Recorded data

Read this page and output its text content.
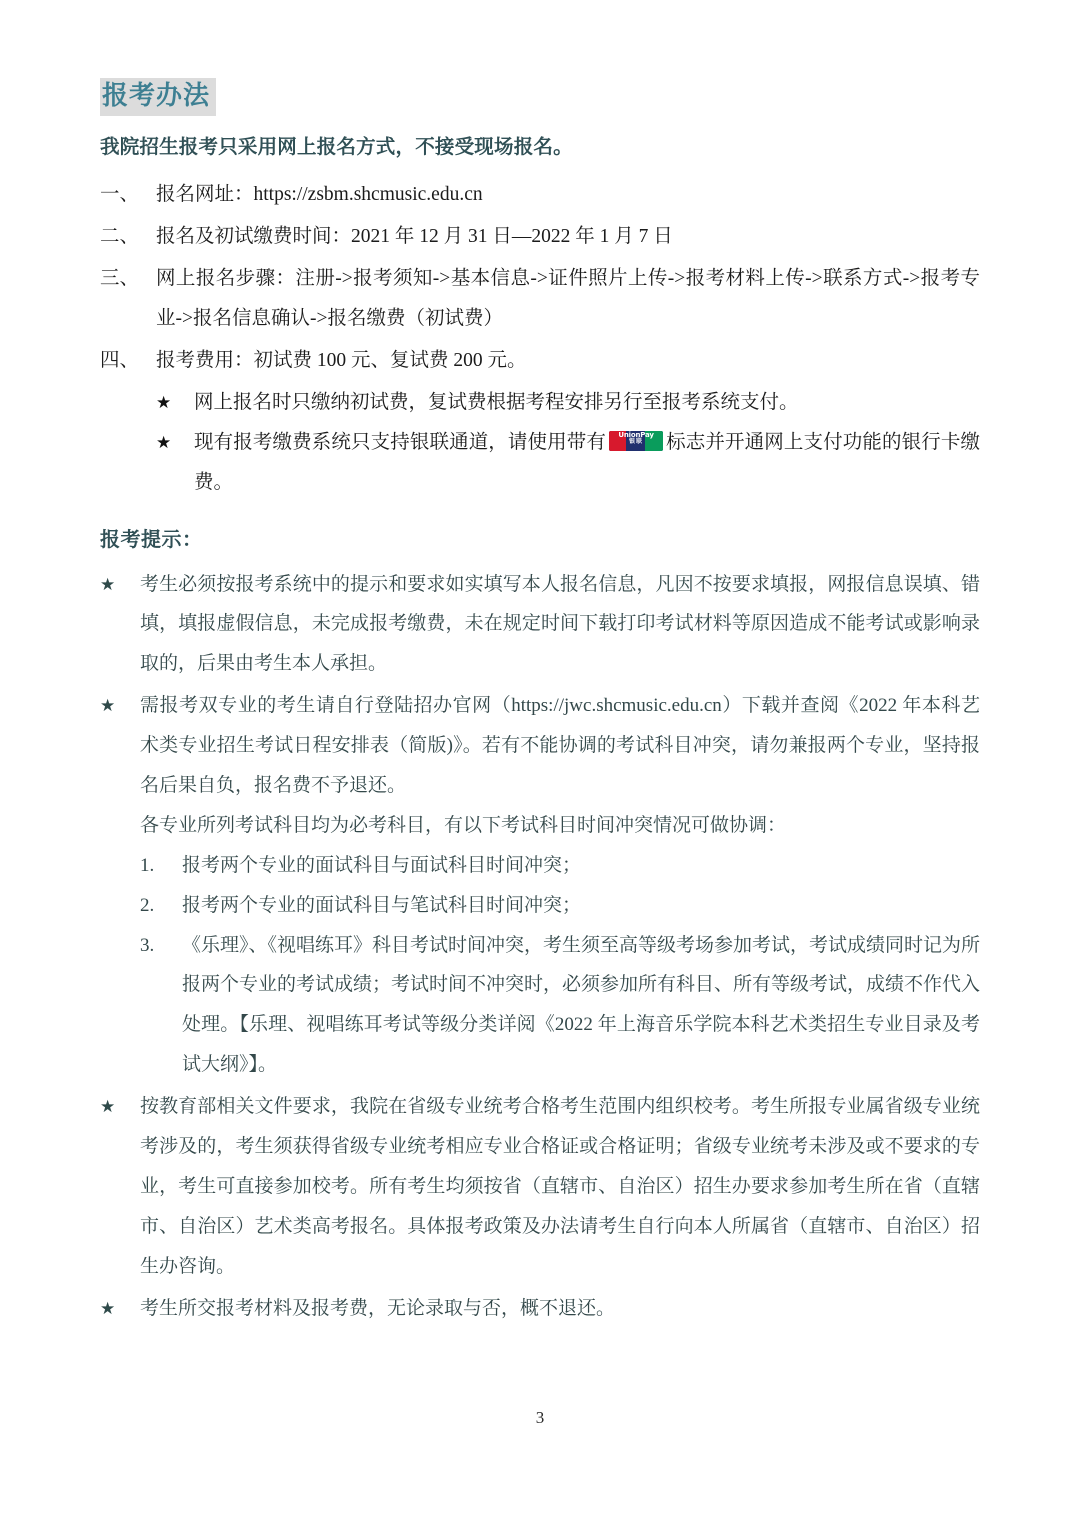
报考办法

我院招生报考只采用网上报名方式，不接受现场报名。

一、 报名网址：https://zsbm.shcmusic.edu.cn
二、 报名及初试缴费时间：2021 年 12 月 31 日—2022 年 1 月 7 日
三、 网上报名步骤：注册->报考须知->基本信息->证件照片上传->报考材料上传->联系方式->报考专业->报名信息确认->报名缴费（初试费）
四、 报考费用：初试费 100 元、复试费 200 元。
★	网上报名时只缴纳初试费，复试费根据考程安排另行至报考系统支付。
★	现有报考缴费系统只支持银联通道，请使用带有	UnionPay
银联	标志并开通网上支付功能的银行卡缴费。
报考提示：
★	考生必须按报考系统中的提示和要求如实填写本人报名信息，凡因不按要求填报，网报信息误填、错填，填报虚假信息，未完成报考缴费，未在规定时间下载打印考试材料等原因造成不能考试或影响录取的，后果由考生本人承担。

★	需报考双专业的考生请自行登陆招办官网（https://jwc.shcmusic.edu.cn）下载并查阅《2022 年本科艺术类专业招生考试日程安排表（简版)》。若有不能协调的考试科目冲突，请勿兼报两个专业，坚持报名后果自负，报名费不予退还。

各专业所列考试科目均为必考科目，有以下考试科目时间冲突情况可做协调：

1.	报考两个专业的面试科目与面试科目时间冲突；
2.	报考两个专业的面试科目与笔试科目时间冲突；
3.	《乐理》、《视唱练耳》科目考试时间冲突，考生须至高等级考场参加考试，考试成绩同时记为所报两个专业的考试成绩；考试时间不冲突时，必须参加所有科目、所有等级考试，成绩不作代入处理。【乐理、视唱练耳考试等级分类详阅《2022 年上海音乐学院本科艺术类招生专业目录及考试大纲》】。
★	按教育部相关文件要求，我院在省级专业统考合格考生范围内组织校考。考生所报专业属省级专业统考涉及的，考生须获得省级专业统考相应专业合格证或合格证明；省级专业统考未涉及或不要求的专业，考生可直接参加校考。所有考生均须按省（直辖市、自治区）招生办要求参加考生所在省（直辖市、自治区）艺术类高考报名。具体报考政策及办法请考生自行向本人所属省（直辖市、自治区）招生办咨询。

★	考生所交报考材料及报考费，无论录取与否，概不退还。

3
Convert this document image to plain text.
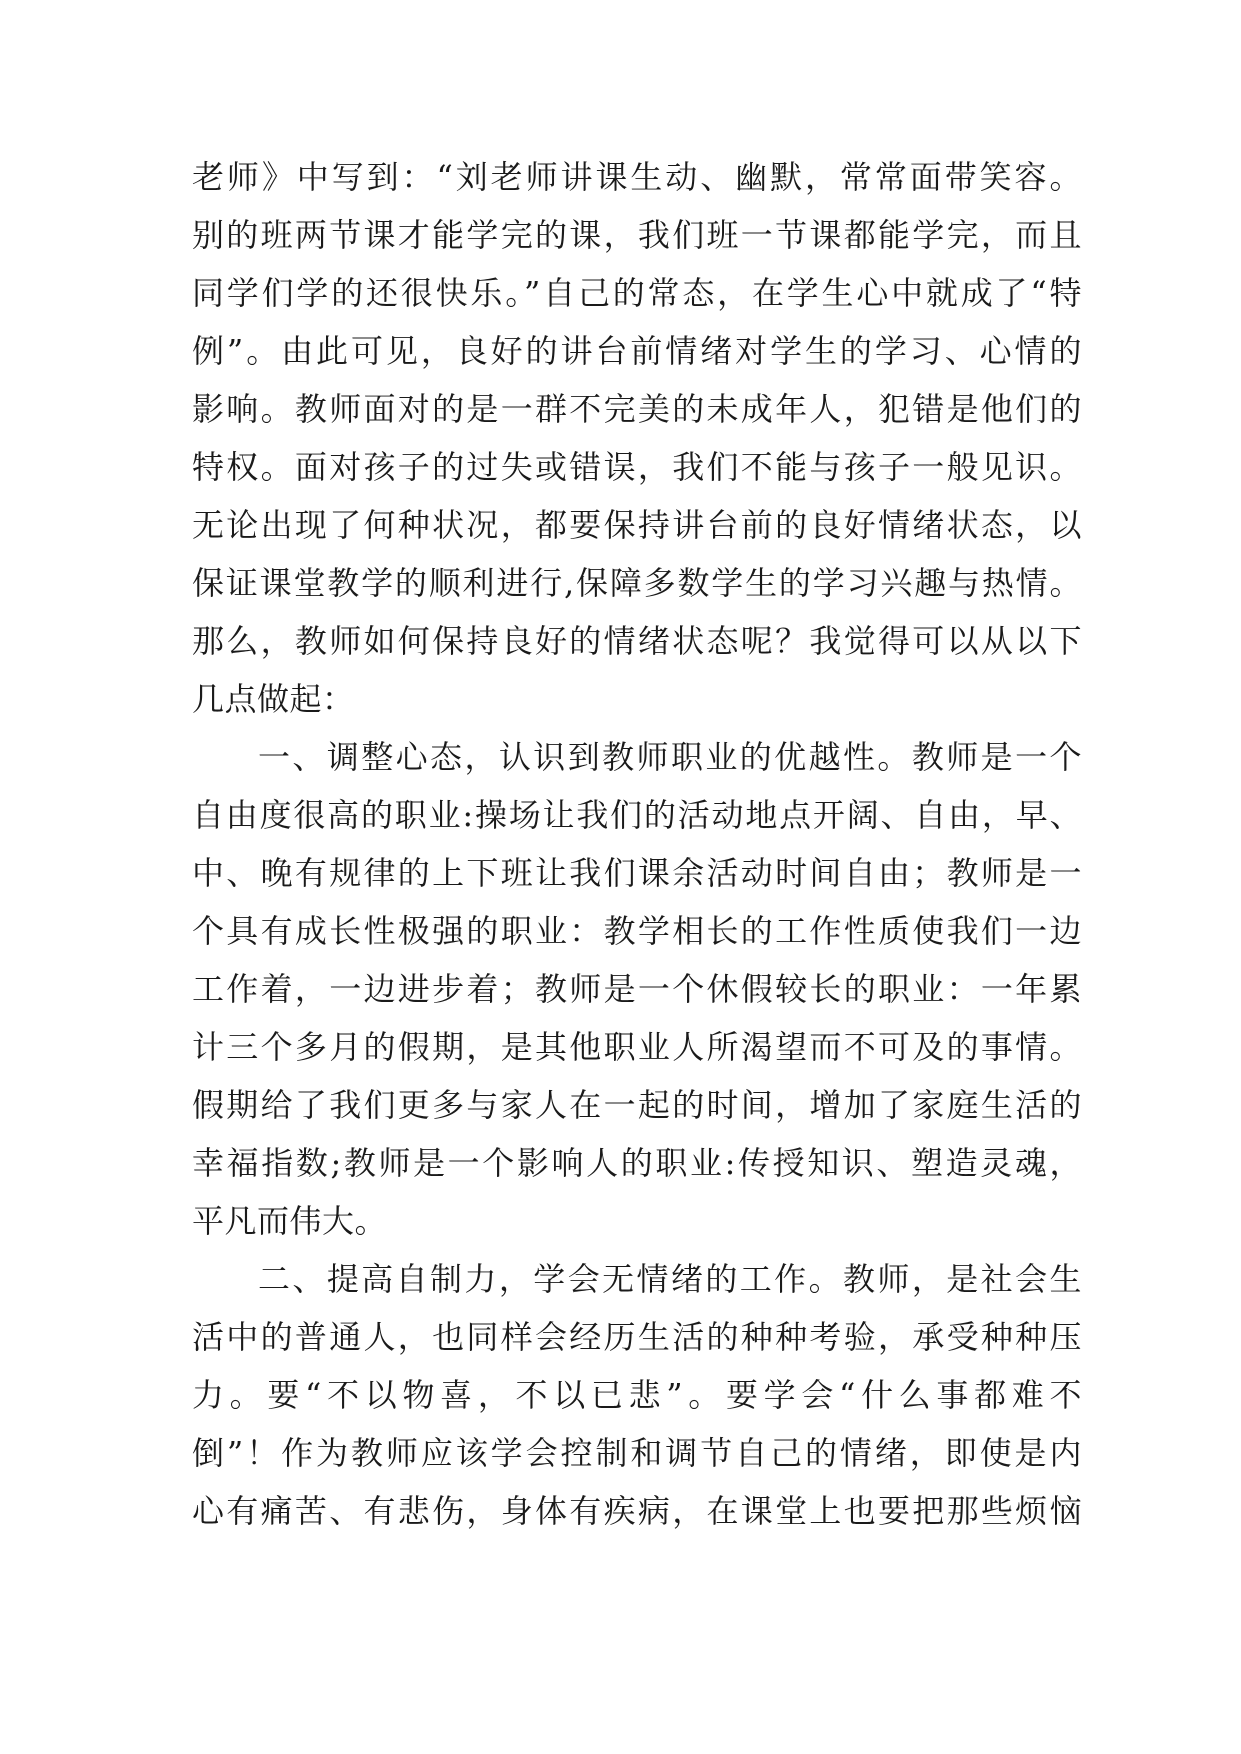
老师》中写到：“刘老师讲课生动、幽默，常常面带笑容。
别的班两节课才能学完的课，我们班一节课都能学完，而且
同学们学的还很快乐。”自己的常态，在学生心中就成了“特
例”。由此可见，良好的讲台前情绪对学生的学习、心情的
影响。教师面对的是一群不完美的未成年人，犯错是他们的
特权。面对孩子的过失或错误，我们不能与孩子一般见识。
无论出现了何种状况，都要保持讲台前的良好情绪状态，以
保证课堂教学的顺利进行,保障多数学生的学习兴趣与热情。
那么，教师如何保持良好的情绪状态呢？我觉得可以从以下
几点做起：
一、调整心态，认识到教师职业的优越性。教师是一个
自由度很高的职业:操场让我们的活动地点开阔、自由，早、
中、晚有规律的上下班让我们课余活动时间自由；教师是一
个具有成长性极强的职业：教学相长的工作性质使我们一边
工作着，一边进步着；教师是一个休假较长的职业：一年累
计三个多月的假期，是其他职业人所渴望而不可及的事情。
假期给了我们更多与家人在一起的时间，增加了家庭生活的
幸福指数;教师是一个影响人的职业:传授知识、塑造灵魂，
平凡而伟大。
二、提高自制力，学会无情绪的工作。教师，是社会生
活中的普通人，也同样会经历生活的种种考验，承受种种压
力。要“不以物喜，不以已悲”。要学会“什么事都难不
倒”！作为教师应该学会控制和调节自己的情绪，即使是内
心有痛苦、有悲伤，身体有疾病，在课堂上也要把那些烦恼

Short exercise:
Copy and report every line where the word "text" is present.

Written answer:
Read this page and output its text content.
Convert this document image to plain text.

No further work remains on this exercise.